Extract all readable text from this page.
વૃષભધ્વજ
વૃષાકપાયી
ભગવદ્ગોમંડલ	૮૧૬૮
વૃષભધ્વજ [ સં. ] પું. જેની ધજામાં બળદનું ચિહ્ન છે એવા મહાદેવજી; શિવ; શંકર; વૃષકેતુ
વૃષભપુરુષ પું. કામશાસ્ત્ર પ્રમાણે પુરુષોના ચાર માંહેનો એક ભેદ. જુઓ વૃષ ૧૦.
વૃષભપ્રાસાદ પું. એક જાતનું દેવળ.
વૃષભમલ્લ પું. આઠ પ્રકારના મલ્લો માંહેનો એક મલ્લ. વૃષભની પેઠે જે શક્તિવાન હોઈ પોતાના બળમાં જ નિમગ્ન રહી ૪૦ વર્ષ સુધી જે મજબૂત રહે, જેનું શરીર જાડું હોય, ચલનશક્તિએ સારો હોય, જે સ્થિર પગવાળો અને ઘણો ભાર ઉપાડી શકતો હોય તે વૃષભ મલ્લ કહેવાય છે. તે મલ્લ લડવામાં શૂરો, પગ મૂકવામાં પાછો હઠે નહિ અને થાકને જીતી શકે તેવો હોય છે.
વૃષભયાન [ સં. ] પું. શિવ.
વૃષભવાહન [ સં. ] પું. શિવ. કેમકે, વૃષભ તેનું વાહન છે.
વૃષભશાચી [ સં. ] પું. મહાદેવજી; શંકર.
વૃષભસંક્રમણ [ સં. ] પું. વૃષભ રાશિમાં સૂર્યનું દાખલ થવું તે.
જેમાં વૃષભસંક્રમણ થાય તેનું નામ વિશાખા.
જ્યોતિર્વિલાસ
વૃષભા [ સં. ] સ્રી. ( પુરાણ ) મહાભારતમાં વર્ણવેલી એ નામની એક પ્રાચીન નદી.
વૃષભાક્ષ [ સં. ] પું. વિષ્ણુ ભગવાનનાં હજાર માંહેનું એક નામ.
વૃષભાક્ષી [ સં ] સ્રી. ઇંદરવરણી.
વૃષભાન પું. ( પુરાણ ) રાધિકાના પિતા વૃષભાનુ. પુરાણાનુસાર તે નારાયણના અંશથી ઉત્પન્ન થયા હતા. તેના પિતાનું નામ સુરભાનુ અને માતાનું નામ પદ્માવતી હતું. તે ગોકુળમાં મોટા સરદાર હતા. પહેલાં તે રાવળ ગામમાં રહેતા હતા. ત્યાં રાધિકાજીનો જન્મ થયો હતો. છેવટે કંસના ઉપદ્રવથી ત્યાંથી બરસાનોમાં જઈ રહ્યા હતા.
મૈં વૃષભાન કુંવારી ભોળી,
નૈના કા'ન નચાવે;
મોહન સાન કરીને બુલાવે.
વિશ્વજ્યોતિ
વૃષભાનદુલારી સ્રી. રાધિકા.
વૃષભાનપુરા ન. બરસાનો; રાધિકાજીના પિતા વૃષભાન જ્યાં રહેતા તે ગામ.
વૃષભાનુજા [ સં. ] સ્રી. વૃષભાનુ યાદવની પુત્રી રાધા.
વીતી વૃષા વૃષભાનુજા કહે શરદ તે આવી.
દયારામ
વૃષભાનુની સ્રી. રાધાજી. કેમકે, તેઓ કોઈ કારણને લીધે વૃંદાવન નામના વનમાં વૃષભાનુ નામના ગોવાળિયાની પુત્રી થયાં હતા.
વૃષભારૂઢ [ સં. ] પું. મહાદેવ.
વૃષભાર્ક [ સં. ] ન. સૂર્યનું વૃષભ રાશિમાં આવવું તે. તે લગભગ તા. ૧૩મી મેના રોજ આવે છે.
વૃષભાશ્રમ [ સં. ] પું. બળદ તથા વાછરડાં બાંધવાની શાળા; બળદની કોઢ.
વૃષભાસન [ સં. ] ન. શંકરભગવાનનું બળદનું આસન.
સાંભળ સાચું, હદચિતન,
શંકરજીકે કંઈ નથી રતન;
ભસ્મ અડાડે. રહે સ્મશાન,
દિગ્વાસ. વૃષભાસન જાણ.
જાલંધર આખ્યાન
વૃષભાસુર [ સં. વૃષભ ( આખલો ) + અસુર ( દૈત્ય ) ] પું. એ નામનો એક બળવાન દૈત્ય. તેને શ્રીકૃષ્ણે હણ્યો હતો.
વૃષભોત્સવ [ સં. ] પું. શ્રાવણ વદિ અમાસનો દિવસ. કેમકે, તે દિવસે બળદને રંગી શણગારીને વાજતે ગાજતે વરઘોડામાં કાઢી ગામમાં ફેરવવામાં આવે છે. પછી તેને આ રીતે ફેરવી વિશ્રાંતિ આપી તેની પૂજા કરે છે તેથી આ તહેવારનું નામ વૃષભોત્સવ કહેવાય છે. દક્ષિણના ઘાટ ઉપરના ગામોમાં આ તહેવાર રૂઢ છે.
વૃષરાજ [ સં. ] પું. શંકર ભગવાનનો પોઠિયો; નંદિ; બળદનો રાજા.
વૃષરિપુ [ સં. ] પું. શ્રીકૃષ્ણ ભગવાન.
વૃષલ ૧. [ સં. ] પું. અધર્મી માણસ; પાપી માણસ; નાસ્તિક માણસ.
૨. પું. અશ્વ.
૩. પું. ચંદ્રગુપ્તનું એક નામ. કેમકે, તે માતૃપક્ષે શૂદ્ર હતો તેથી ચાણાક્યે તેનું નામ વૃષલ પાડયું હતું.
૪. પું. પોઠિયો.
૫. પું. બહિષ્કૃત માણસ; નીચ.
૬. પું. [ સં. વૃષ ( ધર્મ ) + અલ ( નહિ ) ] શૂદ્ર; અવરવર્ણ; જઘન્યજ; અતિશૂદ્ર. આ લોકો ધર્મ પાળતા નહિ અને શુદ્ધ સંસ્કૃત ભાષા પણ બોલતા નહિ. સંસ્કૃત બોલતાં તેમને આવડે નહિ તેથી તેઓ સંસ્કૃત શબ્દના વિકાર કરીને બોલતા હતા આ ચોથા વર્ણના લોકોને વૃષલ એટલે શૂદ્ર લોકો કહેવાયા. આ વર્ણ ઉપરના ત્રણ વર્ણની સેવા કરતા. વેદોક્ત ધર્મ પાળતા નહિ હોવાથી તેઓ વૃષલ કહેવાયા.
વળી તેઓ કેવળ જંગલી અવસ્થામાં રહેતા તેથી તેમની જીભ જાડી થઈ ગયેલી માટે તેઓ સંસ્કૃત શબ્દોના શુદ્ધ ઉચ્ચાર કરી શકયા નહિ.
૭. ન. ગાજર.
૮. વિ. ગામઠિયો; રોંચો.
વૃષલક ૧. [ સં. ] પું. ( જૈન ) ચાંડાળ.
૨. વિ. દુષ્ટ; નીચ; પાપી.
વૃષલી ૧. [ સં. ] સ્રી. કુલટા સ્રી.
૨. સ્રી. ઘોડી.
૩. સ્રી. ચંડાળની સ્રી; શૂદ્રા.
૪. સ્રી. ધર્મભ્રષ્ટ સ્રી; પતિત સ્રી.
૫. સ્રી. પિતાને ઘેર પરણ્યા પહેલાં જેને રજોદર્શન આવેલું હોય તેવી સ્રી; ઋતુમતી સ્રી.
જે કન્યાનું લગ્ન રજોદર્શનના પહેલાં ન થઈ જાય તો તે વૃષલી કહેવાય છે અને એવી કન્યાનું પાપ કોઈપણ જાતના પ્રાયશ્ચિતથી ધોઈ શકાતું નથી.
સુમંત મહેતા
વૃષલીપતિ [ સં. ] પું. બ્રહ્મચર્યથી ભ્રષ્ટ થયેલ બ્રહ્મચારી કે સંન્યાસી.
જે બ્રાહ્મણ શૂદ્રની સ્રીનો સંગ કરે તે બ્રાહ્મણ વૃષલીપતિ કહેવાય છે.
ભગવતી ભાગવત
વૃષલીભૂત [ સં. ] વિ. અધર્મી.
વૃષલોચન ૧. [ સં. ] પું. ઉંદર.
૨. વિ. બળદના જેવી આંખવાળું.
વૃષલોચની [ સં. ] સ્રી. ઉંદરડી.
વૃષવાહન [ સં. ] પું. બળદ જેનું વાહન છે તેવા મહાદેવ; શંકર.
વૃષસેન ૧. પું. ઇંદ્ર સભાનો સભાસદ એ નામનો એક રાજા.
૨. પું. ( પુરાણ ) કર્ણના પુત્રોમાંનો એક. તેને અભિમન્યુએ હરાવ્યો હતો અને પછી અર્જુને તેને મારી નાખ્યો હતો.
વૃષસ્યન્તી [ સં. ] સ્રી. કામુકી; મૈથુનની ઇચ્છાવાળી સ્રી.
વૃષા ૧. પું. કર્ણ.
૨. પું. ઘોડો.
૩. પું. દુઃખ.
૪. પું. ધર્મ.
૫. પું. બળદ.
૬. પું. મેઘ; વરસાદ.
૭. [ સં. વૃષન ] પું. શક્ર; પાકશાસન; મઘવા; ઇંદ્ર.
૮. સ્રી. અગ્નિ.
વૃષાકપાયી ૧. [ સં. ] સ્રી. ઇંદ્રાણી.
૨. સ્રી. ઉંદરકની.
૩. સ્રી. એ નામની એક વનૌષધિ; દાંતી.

========================

Exercise directions -
Pull every line containing "ઉપરન" from the material above.

Solution to this exercise -
વૃષભોત્સવ [ સં. ] પું. શ્રાવણ વદિ અમાસનો દિવસ. કેમકે, તે દિવસે બળદને રંગી શણગારીને વાજતે ગાજતે વરઘોડામાં કાઢી ગામમાં ફેરવવામાં આવે છે. પછી તેને આ રીતે ફેરવી વિશ્રાંતિ આપી તેની પૂજા કરે છે તેથી આ તહેવારનું નામ વૃષભોત્સવ કહેવાય છે. દક્ષિણના ઘાટ ઉપરના ગામોમાં આ તહેવાર રૂઢ છે.
૬. પું. [ સં. વૃષ ( ધર્મ ) + અલ ( નહિ ) ] શૂદ્ર; અવરવર્ણ; જઘન્યજ; અતિશૂદ્ર. આ લોકો ધર્મ પાળતા નહિ અને શુદ્ધ સંસ્કૃત ભાષા પણ બોલતા નહિ. સંસ્કૃત બોલતાં તેમને આવડે નહિ તેથી તેઓ સંસ્કૃત શબ્દના વિકાર કરીને બોલતા હતા આ ચોથા વર્ણના લોકોને વૃષલ એટલે શૂદ્ર લોકો કહેવાયા. આ વર્ણ ઉપરના ત્રણ વર્ણની સેવા કરતા. વેદોક્ત ધર્મ પાળતા નહિ હોવાથી તેઓ વૃષલ કહેવાયા.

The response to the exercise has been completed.